• Data excerpts
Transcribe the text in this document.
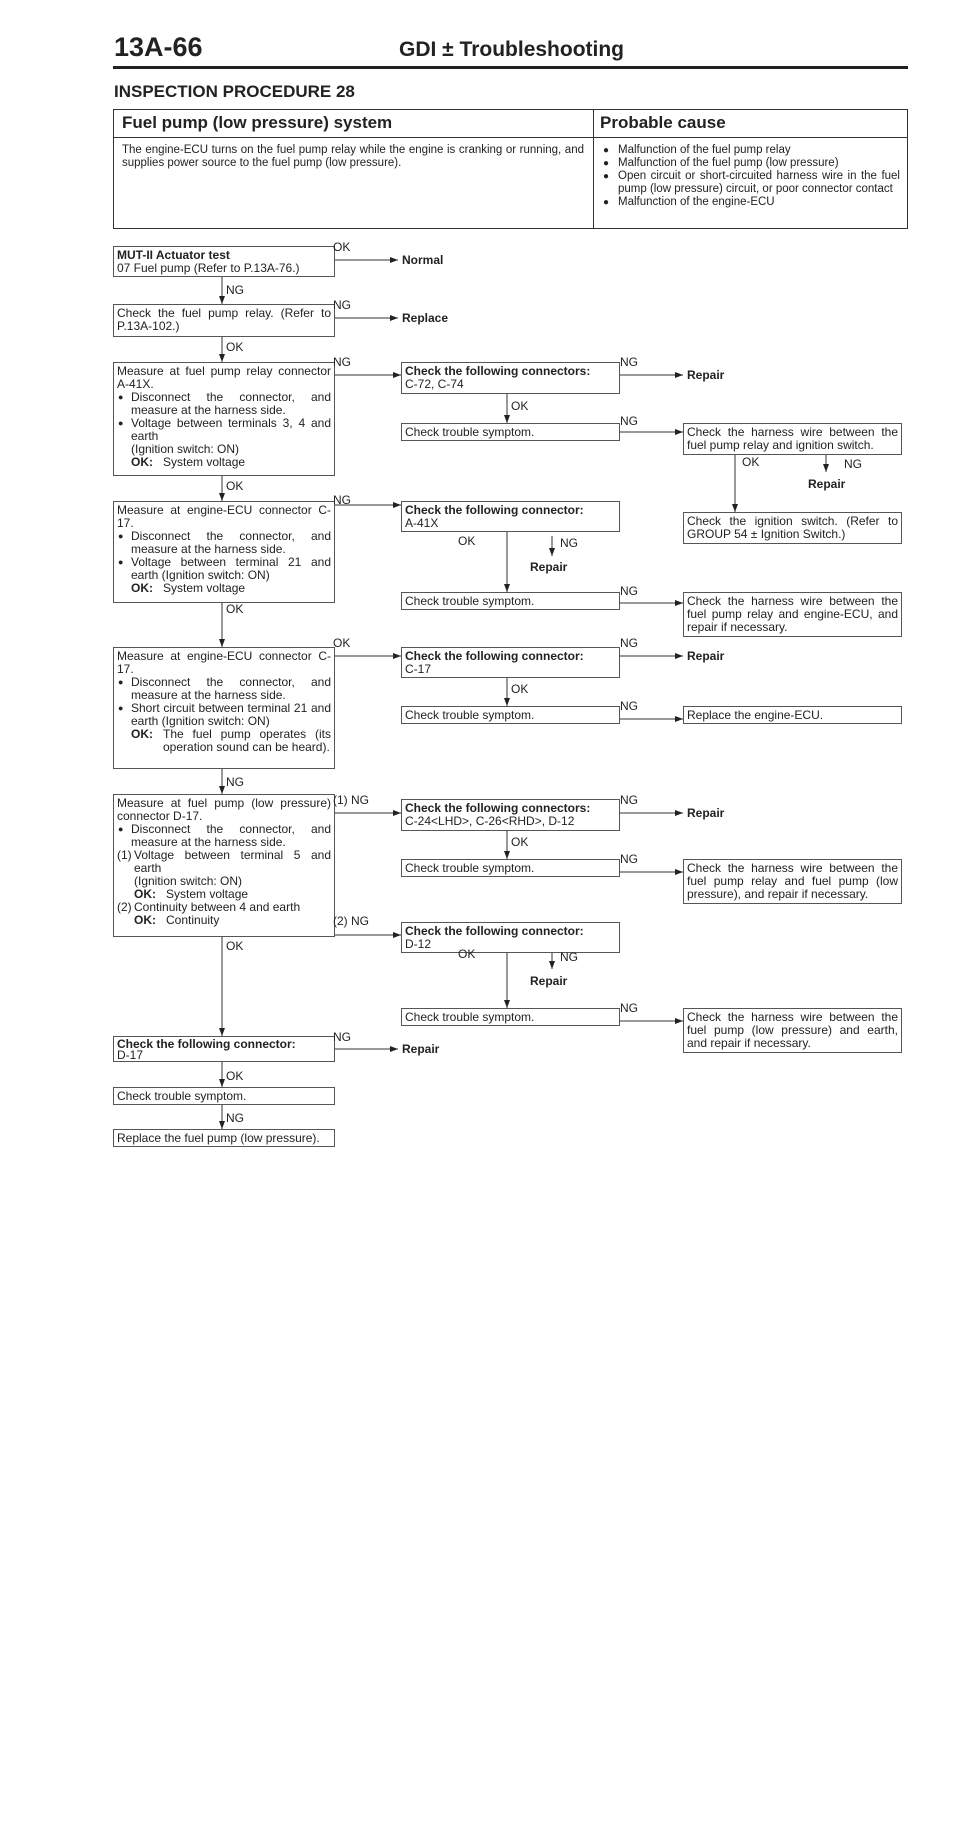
13A-66	GDI ± Troubleshooting
INSPECTION PROCEDURE 28
Fuel pump (low pressure) system	Probable cause
The engine-ECU turns on the fuel pump relay while the engine is cranking or running, and supplies power source to the fuel pump (low pressure).
● Malfunction of the fuel pump relay
● Malfunction of the fuel pump (low pressure)
● Open circuit or short-circuited harness wire in the fuel pump (low pressure) circuit, or poor connector contact
● Malfunction of the engine-ECU
MUT-II Actuator test
07 Fuel pump (Refer to P.13A-76.)
Check the fuel pump relay. (Refer to P.13A-102.)
Measure at fuel pump relay connector A-41X.
● Disconnect the connector, and measure at the harness side.
● Voltage between terminals 3, 4 and earth
(Ignition switch: ON)
OK: System voltage
Check the following connectors:
C-72, C-74
Check trouble symptom.	Check the harness wire between the fuel pump relay and ignition switch.
Check the ignition switch. (Refer to GROUP 54 ± Ignition Switch.)
Measure at engine-ECU connector C-17.
● Disconnect the connector, and measure at the harness side.
● Voltage between terminal 21 and earth (Ignition switch: ON)
OK: System voltage
Check the following connector:
A-41X
Check trouble symptom.	Check the harness wire between the fuel pump relay and engine-ECU, and repair if necessary.
Measure at engine-ECU connector C-17.
● Disconnect the connector, and measure at the harness side.
● Short circuit between terminal 21 and earth (Ignition switch: ON)
OK: The fuel pump operates (its operation sound can be heard).
Check the following connector:
C-17
Check trouble symptom.	Replace the engine-ECU.
Measure at fuel pump (low pressure) connector D-17.
● Disconnect the connector, and measure at the harness side.
(1) Voltage between terminal 5 and earth
(Ignition switch: ON)
OK: System voltage
(2) Continuity between 4 and earth
OK: Continuity
Check the following connectors:
C-24<LHD>, C-26<RHD>, D-12
Check trouble symptom.	Check the harness wire between the fuel pump relay and fuel pump (low pressure), and repair if necessary.
Check the following connector:
D-12
Check trouble symptom.	Check the harness wire between the fuel pump (low pressure) and earth, and repair if necessary.
Check the following connector:
D-17
Check trouble symptom.
Replace the fuel pump (low pressure).
OK
NG
NG
OK
NG	NG
OK
NG
OK	NG
OK
NG
OK	NG
OK
NG
OK	NG
OK
NG
NG
(1) NG	NG
OK
NG
(2) NG
OK
OK	NG
NG
NG
OK
NG
Normal
Replace
Repair
Repair
Repair
Repair
Repair
Repair
Repair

• Aim
Reproduce every record above exactly, omitting the pictures.

• Task answer
Transcribe the text in this document.
13A-66	GDI ± Troubleshooting
INSPECTION PROCEDURE 28
Fuel pump (low pressure) system	Probable cause
The engine-ECU turns on the fuel pump relay while the engine is cranking or running, and supplies power source to the fuel pump (low pressure).
● Malfunction of the fuel pump relay
● Malfunction of the fuel pump (low pressure)
● Open circuit or short-circuited harness wire in the fuel pump (low pressure) circuit, or poor connector contact
● Malfunction of the engine-ECU
MUT-II Actuator test
07 Fuel pump (Refer to P.13A-76.)
Check the fuel pump relay. (Refer to P.13A-102.)
Measure at fuel pump relay connector A-41X.
● Disconnect the connector, and measure at the harness side.
● Voltage between terminals 3, 4 and earth
(Ignition switch: ON)
OK: System voltage
Check the following connectors:
C-72, C-74
Check trouble symptom.	Check the harness wire between the fuel pump relay and ignition switch.
Check the ignition switch. (Refer to GROUP 54 ± Ignition Switch.)
Measure at engine-ECU connector C-17.
● Disconnect the connector, and measure at the harness side.
● Voltage between terminal 21 and earth (Ignition switch: ON)
OK: System voltage
Check the following connector:
A-41X
Check trouble symptom.	Check the harness wire between the fuel pump relay and engine-ECU, and repair if necessary.
Measure at engine-ECU connector C-17.
● Disconnect the connector, and measure at the harness side.
● Short circuit between terminal 21 and earth (Ignition switch: ON)
OK: The fuel pump operates (its operation sound can be heard).
Check the following connector:
C-17
Check trouble symptom.	Replace the engine-ECU.
Measure at fuel pump (low pressure) connector D-17.
● Disconnect the connector, and measure at the harness side.
(1) Voltage between terminal 5 and earth
(Ignition switch: ON)
OK: System voltage
(2) Continuity between 4 and earth
OK: Continuity
Check the following connectors:
C-24<LHD>, C-26<RHD>, D-12
Check trouble symptom.	Check the harness wire between the fuel pump relay and fuel pump (low pressure), and repair if necessary.
Check the following connector:
D-12
Check trouble symptom.	Check the harness wire between the fuel pump (low pressure) and earth, and repair if necessary.
Check the following connector:
D-17
Check trouble symptom.
Replace the fuel pump (low pressure).
OK
NG
NG
OK
NG	NG
OK
NG
OK	NG
OK
NG
OK	NG
OK
NG
OK	NG
OK
NG
NG
(1) NG	NG
OK
NG
(2) NG
OK
OK	NG
NG
NG
OK
NG
Normal
Replace
Repair
Repair
Repair
Repair
Repair
Repair
Repair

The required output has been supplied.